▶ TO BE DONE: All of the data below should be written out exactly.

Start GIVEN DATA

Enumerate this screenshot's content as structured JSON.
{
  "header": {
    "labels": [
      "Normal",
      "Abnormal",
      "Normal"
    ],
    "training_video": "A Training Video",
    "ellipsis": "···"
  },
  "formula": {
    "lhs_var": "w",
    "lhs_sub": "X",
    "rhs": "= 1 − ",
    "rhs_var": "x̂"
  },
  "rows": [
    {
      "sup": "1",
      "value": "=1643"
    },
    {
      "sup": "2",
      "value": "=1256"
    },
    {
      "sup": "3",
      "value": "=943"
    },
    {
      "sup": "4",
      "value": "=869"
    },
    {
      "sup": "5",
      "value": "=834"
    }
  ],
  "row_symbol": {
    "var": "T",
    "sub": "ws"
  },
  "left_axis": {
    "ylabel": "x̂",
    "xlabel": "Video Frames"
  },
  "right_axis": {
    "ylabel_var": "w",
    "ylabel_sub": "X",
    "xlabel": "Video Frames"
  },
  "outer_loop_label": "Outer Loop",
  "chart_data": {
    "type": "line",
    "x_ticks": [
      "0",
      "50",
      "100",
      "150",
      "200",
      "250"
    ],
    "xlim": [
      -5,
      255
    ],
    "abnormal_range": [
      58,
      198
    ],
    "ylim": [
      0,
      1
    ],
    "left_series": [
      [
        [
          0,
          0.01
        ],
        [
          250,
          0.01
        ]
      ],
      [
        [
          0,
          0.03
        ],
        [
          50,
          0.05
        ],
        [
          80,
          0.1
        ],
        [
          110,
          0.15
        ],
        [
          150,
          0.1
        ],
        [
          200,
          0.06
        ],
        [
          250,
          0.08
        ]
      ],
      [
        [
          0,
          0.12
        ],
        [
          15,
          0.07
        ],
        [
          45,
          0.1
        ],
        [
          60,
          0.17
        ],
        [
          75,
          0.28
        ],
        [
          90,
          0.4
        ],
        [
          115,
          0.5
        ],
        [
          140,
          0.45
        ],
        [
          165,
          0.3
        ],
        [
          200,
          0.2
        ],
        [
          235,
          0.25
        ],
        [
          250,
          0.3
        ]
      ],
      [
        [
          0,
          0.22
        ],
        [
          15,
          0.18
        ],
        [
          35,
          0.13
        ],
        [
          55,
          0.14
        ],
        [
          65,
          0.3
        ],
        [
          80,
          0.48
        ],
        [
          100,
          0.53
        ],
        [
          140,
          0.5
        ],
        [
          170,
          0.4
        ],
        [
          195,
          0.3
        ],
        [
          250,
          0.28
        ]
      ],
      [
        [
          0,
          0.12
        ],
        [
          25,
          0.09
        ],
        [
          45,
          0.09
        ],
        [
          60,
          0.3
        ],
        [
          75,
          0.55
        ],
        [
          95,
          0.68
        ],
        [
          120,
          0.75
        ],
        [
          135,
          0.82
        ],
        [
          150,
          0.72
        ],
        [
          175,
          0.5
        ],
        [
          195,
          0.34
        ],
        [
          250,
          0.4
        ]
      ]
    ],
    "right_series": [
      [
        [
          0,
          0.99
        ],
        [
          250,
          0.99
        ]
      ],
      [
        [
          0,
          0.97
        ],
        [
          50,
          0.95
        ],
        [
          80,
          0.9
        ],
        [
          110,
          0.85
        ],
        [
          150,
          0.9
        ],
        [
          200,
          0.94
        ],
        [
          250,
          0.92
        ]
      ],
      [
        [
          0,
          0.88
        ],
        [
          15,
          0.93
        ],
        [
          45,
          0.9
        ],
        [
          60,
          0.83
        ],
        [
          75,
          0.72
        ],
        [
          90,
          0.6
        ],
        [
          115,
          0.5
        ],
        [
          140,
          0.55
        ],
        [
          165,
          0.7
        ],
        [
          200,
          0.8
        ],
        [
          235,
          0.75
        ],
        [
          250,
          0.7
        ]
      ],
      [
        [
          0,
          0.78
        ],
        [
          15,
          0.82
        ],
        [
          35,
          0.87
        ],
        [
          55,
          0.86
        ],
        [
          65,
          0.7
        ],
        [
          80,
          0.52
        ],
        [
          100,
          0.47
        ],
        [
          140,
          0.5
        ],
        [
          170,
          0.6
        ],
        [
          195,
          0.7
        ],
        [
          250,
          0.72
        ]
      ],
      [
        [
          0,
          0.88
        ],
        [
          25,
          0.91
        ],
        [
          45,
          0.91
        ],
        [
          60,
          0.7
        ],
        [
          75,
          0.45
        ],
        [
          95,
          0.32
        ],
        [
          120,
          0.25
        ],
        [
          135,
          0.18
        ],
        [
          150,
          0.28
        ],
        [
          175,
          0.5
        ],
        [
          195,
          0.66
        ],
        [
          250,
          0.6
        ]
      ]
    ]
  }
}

End GIVEN DATA

▶ EXPECTED ANSWER:
Enumerate this screenshot's content as structured JSON.
{
  "header": {
    "labels": [
      "Normal",
      "Abnormal",
      "Normal"
    ],
    "training_video": "A Training Video",
    "ellipsis": "···"
  },
  "formula": {
    "lhs_var": "w",
    "lhs_sub": "X",
    "rhs": "= 1 − ",
    "rhs_var": "x̂"
  },
  "rows": [
    {
      "sup": "1",
      "value": "=1643"
    },
    {
      "sup": "2",
      "value": "=1256"
    },
    {
      "sup": "3",
      "value": "=943"
    },
    {
      "sup": "4",
      "value": "=869"
    },
    {
      "sup": "5",
      "value": "=834"
    }
  ],
  "row_symbol": {
    "var": "T",
    "sub": "ws"
  },
  "left_axis": {
    "ylabel": "x̂",
    "xlabel": "Video Frames"
  },
  "right_axis": {
    "ylabel_var": "w",
    "ylabel_sub": "X",
    "xlabel": "Video Frames"
  },
  "outer_loop_label": "Outer Loop",
  "chart_data": {
    "type": "line",
    "x_ticks": [
      "0",
      "50",
      "100",
      "150",
      "200",
      "250"
    ],
    "xlim": [
      -5,
      255
    ],
    "abnormal_range": [
      58,
      198
    ],
    "ylim": [
      0,
      1
    ],
    "left_series": [
      [
        [
          0,
          0.01
        ],
        [
          250,
          0.01
        ]
      ],
      [
        [
          0,
          0.03
        ],
        [
          50,
          0.05
        ],
        [
          80,
          0.1
        ],
        [
          110,
          0.15
        ],
        [
          150,
          0.1
        ],
        [
          200,
          0.06
        ],
        [
          250,
          0.08
        ]
      ],
      [
        [
          0,
          0.12
        ],
        [
          15,
          0.07
        ],
        [
          45,
          0.1
        ],
        [
          60,
          0.17
        ],
        [
          75,
          0.28
        ],
        [
          90,
          0.4
        ],
        [
          115,
          0.5
        ],
        [
          140,
          0.45
        ],
        [
          165,
          0.3
        ],
        [
          200,
          0.2
        ],
        [
          235,
          0.25
        ],
        [
          250,
          0.3
        ]
      ],
      [
        [
          0,
          0.22
        ],
        [
          15,
          0.18
        ],
        [
          35,
          0.13
        ],
        [
          55,
          0.14
        ],
        [
          65,
          0.3
        ],
        [
          80,
          0.48
        ],
        [
          100,
          0.53
        ],
        [
          140,
          0.5
        ],
        [
          170,
          0.4
        ],
        [
          195,
          0.3
        ],
        [
          250,
          0.28
        ]
      ],
      [
        [
          0,
          0.12
        ],
        [
          25,
          0.09
        ],
        [
          45,
          0.09
        ],
        [
          60,
          0.3
        ],
        [
          75,
          0.55
        ],
        [
          95,
          0.68
        ],
        [
          120,
          0.75
        ],
        [
          135,
          0.82
        ],
        [
          150,
          0.72
        ],
        [
          175,
          0.5
        ],
        [
          195,
          0.34
        ],
        [
          250,
          0.4
        ]
      ]
    ],
    "right_series": [
      [
        [
          0,
          0.99
        ],
        [
          250,
          0.99
        ]
      ],
      [
        [
          0,
          0.97
        ],
        [
          50,
          0.95
        ],
        [
          80,
          0.9
        ],
        [
          110,
          0.85
        ],
        [
          150,
          0.9
        ],
        [
          200,
          0.94
        ],
        [
          250,
          0.92
        ]
      ],
      [
        [
          0,
          0.88
        ],
        [
          15,
          0.93
        ],
        [
          45,
          0.9
        ],
        [
          60,
          0.83
        ],
        [
          75,
          0.72
        ],
        [
          90,
          0.6
        ],
        [
          115,
          0.5
        ],
        [
          140,
          0.55
        ],
        [
          165,
          0.7
        ],
        [
          200,
          0.8
        ],
        [
          235,
          0.75
        ],
        [
          250,
          0.7
        ]
      ],
      [
        [
          0,
          0.78
        ],
        [
          15,
          0.82
        ],
        [
          35,
          0.87
        ],
        [
          55,
          0.86
        ],
        [
          65,
          0.7
        ],
        [
          80,
          0.52
        ],
        [
          100,
          0.47
        ],
        [
          140,
          0.5
        ],
        [
          170,
          0.6
        ],
        [
          195,
          0.7
        ],
        [
          250,
          0.72
        ]
      ],
      [
        [
          0,
          0.88
        ],
        [
          25,
          0.91
        ],
        [
          45,
          0.91
        ],
        [
          60,
          0.7
        ],
        [
          75,
          0.45
        ],
        [
          95,
          0.32
        ],
        [
          120,
          0.25
        ],
        [
          135,
          0.18
        ],
        [
          150,
          0.28
        ],
        [
          175,
          0.5
        ],
        [
          195,
          0.66
        ],
        [
          250,
          0.6
        ]
      ]
    ]
  }
}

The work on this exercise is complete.